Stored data
☆ ☆ ☆ ☆ ☆
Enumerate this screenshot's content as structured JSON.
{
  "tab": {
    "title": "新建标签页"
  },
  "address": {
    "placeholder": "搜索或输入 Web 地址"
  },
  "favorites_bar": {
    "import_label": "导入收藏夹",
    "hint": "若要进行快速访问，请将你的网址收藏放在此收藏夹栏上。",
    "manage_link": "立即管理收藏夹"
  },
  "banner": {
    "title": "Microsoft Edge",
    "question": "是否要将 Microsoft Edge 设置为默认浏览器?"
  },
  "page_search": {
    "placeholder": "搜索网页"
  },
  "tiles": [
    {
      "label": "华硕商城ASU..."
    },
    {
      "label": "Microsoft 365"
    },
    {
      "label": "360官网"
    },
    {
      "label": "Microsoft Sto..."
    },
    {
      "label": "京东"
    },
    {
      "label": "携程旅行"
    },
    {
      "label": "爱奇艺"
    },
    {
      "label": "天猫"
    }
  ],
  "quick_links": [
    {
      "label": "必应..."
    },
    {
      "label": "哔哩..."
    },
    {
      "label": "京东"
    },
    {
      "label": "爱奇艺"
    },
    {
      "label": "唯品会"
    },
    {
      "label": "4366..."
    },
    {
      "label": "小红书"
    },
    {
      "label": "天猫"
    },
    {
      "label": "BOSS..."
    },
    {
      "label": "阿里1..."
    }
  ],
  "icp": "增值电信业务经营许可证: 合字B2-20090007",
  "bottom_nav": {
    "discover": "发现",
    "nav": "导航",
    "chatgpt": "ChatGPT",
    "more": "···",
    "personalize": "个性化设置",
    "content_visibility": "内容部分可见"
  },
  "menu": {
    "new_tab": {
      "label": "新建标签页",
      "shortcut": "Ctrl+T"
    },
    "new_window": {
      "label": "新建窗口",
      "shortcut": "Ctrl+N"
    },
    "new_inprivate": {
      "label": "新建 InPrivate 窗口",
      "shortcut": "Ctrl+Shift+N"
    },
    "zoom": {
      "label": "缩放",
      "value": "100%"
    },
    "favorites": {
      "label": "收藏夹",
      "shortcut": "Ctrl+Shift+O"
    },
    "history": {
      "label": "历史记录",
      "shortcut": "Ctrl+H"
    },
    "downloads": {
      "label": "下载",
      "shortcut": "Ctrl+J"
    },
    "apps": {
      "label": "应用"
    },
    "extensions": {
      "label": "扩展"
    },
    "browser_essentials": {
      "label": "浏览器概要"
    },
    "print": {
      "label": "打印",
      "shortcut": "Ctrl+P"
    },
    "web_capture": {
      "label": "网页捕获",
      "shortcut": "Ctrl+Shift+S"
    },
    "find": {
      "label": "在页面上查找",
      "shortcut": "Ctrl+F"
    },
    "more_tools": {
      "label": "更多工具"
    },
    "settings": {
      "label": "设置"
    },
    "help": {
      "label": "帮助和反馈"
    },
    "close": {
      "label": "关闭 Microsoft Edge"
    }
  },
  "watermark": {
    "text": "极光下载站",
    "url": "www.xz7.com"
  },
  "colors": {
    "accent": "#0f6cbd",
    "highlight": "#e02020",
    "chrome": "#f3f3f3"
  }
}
☆ ☆ ☆ ☆ ☆
Set exercise ->
Search the data above for the string "Microsoft" and return every line that has it.

Written solution ->
    "title": "Microsoft Edge",
    "question": "是否要将 Microsoft Edge 设置为默认浏览器?"
      "label": "Microsoft 365"
      "label": "Microsoft Sto..."
      "label": "关闭 Microsoft Edge"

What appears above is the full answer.